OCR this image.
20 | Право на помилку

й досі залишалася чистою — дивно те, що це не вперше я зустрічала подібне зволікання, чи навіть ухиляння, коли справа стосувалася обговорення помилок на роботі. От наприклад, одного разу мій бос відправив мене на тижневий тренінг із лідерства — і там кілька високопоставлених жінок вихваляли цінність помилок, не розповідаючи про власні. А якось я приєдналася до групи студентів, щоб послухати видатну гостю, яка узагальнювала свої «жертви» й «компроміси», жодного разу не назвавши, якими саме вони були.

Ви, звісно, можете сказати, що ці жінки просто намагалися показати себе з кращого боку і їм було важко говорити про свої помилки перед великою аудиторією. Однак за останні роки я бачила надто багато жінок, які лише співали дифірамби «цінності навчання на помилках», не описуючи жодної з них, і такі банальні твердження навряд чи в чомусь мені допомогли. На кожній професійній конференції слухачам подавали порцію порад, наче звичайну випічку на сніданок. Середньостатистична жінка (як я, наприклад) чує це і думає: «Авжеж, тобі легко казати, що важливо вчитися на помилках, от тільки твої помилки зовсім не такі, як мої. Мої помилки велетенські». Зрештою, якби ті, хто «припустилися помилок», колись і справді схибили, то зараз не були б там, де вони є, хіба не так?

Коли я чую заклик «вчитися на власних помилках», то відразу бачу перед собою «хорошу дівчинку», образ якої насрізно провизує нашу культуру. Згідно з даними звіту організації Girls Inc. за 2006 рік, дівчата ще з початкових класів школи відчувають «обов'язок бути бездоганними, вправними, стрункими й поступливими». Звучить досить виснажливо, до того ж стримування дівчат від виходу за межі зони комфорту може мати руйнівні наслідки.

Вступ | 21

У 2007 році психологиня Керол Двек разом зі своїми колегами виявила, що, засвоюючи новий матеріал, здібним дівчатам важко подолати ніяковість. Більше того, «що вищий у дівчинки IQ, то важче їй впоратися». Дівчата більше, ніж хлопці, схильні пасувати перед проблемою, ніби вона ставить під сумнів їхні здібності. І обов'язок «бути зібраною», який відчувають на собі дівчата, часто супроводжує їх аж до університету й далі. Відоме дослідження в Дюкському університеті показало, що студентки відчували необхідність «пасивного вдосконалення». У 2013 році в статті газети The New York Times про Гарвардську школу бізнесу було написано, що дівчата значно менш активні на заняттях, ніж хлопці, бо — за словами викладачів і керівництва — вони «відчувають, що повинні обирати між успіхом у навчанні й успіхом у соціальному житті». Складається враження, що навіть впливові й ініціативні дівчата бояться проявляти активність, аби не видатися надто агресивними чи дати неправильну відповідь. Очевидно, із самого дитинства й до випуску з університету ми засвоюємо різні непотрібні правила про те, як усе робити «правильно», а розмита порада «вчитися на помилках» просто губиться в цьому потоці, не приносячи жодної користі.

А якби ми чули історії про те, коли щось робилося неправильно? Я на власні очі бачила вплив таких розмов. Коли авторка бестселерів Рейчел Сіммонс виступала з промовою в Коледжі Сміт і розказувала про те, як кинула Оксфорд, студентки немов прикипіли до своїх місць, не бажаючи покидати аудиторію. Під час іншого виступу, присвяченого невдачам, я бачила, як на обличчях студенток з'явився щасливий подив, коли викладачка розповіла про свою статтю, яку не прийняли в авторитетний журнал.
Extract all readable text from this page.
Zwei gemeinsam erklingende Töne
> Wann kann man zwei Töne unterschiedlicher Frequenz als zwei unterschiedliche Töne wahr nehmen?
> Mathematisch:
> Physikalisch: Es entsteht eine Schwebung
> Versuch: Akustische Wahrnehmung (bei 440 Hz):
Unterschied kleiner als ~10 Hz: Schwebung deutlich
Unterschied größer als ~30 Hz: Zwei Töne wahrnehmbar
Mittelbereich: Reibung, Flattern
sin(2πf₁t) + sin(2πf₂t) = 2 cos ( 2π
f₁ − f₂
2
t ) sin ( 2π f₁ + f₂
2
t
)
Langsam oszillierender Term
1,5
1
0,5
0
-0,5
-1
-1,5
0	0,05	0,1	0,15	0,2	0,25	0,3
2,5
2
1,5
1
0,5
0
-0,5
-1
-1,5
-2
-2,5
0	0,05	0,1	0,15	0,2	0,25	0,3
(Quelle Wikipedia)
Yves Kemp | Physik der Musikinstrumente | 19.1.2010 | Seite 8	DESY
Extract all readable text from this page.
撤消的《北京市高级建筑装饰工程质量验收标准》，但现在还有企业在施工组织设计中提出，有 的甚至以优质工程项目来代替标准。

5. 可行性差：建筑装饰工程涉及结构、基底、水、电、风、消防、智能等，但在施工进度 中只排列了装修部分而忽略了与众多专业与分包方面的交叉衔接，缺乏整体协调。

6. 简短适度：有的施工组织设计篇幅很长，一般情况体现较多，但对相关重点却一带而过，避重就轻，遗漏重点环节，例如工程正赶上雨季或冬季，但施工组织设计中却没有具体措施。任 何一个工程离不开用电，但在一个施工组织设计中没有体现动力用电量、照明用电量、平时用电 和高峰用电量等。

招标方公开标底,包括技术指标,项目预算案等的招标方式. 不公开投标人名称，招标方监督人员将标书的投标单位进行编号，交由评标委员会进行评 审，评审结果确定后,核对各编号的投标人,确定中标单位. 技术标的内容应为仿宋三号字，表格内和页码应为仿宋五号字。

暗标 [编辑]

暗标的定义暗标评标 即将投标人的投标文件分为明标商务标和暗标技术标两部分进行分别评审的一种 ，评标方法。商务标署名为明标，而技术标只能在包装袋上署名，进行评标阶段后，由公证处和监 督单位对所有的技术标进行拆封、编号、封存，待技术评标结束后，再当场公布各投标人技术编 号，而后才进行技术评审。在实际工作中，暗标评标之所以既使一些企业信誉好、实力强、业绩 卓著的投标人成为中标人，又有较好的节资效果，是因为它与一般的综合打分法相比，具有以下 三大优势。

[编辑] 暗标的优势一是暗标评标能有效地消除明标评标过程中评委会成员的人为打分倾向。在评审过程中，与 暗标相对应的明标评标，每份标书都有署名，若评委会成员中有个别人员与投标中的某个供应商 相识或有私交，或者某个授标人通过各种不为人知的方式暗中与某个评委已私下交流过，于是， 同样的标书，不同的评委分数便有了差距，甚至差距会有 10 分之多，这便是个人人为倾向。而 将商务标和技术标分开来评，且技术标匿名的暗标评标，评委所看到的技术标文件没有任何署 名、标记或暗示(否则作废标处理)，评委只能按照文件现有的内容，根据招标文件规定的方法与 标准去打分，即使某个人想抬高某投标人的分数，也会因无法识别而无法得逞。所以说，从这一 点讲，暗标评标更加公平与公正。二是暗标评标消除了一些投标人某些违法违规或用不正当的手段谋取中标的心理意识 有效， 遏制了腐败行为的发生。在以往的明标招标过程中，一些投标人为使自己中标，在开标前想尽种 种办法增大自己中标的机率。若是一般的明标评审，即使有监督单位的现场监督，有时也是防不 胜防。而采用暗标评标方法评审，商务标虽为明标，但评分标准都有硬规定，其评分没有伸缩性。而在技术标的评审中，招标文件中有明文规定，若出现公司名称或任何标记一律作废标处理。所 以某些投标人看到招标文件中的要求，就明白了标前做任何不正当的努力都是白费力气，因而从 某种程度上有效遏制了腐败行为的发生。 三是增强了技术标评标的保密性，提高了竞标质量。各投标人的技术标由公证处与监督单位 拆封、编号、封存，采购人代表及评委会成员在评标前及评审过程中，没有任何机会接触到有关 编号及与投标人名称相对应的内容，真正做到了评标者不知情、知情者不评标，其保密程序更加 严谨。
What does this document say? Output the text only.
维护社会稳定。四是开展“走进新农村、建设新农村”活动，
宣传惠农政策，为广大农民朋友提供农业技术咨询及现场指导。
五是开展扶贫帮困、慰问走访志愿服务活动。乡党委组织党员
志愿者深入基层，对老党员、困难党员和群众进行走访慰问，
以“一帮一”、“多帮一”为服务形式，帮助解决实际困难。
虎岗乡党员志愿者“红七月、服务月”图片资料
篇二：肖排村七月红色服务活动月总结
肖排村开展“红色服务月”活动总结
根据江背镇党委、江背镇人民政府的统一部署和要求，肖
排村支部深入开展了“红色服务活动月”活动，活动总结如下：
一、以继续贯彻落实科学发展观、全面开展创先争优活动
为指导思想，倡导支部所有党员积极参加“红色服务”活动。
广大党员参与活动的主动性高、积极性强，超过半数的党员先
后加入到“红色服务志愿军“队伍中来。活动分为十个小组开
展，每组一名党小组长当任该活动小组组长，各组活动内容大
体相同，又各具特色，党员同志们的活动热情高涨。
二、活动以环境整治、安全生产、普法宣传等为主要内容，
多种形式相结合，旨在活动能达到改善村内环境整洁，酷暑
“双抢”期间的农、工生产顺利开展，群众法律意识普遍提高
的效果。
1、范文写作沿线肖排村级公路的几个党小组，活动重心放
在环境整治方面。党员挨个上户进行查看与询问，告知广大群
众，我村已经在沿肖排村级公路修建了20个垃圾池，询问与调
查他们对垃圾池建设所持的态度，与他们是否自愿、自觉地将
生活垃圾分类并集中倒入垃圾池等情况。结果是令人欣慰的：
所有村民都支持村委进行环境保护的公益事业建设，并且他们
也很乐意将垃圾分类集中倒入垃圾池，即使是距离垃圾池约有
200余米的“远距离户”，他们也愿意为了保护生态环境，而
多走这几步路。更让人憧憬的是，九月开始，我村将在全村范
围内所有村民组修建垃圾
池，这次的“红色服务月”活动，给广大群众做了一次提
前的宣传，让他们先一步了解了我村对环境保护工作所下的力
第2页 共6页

************

WHAT YOU WILL DO:
Of the lines in the records, determine how many contain the word "помилок", and report that number alone.

SOLUTION TO THIS PROBLEM:
2